▸ Extracted data
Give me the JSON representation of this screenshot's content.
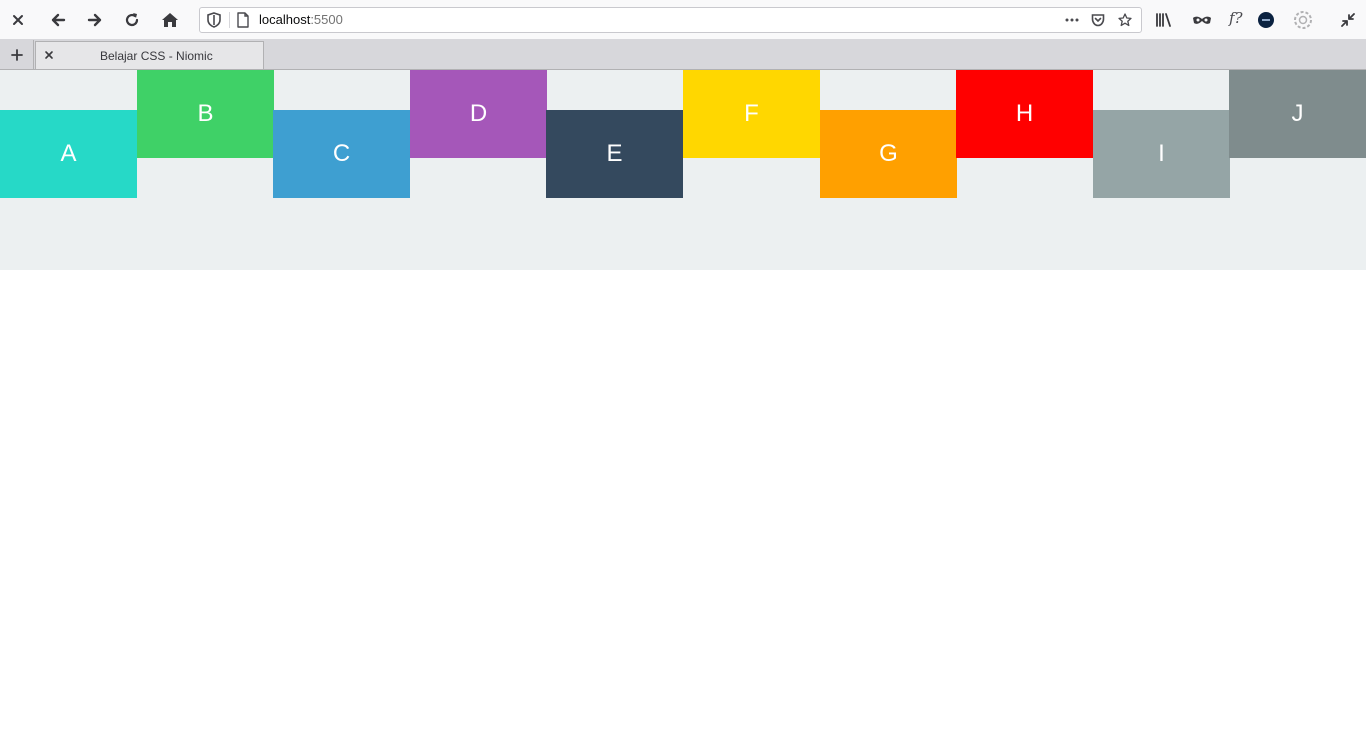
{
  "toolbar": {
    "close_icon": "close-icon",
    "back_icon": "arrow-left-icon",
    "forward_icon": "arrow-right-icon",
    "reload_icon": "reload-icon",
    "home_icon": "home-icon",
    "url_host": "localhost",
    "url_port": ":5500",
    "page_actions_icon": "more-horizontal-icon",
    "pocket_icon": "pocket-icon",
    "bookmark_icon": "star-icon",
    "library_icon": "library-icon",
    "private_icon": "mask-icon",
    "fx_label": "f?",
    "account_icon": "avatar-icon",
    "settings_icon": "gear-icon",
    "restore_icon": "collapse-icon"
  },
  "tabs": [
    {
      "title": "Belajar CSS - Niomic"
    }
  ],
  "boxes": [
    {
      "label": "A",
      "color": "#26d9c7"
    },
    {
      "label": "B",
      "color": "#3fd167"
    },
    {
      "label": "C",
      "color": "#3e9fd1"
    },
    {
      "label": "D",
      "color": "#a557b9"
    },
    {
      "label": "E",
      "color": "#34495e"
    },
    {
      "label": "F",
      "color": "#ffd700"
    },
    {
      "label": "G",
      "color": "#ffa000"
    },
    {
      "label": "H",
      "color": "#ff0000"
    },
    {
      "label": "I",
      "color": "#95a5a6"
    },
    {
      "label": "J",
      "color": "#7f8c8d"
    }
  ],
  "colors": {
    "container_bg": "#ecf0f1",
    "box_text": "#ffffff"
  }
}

▸ What the exercise asks
Write out every line above exactly as it is, leaving out the pictures.

▸ Completed task
Give me the JSON representation of this screenshot's content.
{
  "toolbar": {
    "close_icon": "close-icon",
    "back_icon": "arrow-left-icon",
    "forward_icon": "arrow-right-icon",
    "reload_icon": "reload-icon",
    "home_icon": "home-icon",
    "url_host": "localhost",
    "url_port": ":5500",
    "page_actions_icon": "more-horizontal-icon",
    "pocket_icon": "pocket-icon",
    "bookmark_icon": "star-icon",
    "library_icon": "library-icon",
    "private_icon": "mask-icon",
    "fx_label": "f?",
    "account_icon": "avatar-icon",
    "settings_icon": "gear-icon",
    "restore_icon": "collapse-icon"
  },
  "tabs": [
    {
      "title": "Belajar CSS - Niomic"
    }
  ],
  "boxes": [
    {
      "label": "A",
      "color": "#26d9c7"
    },
    {
      "label": "B",
      "color": "#3fd167"
    },
    {
      "label": "C",
      "color": "#3e9fd1"
    },
    {
      "label": "D",
      "color": "#a557b9"
    },
    {
      "label": "E",
      "color": "#34495e"
    },
    {
      "label": "F",
      "color": "#ffd700"
    },
    {
      "label": "G",
      "color": "#ffa000"
    },
    {
      "label": "H",
      "color": "#ff0000"
    },
    {
      "label": "I",
      "color": "#95a5a6"
    },
    {
      "label": "J",
      "color": "#7f8c8d"
    }
  ],
  "colors": {
    "container_bg": "#ecf0f1",
    "box_text": "#ffffff"
  }
}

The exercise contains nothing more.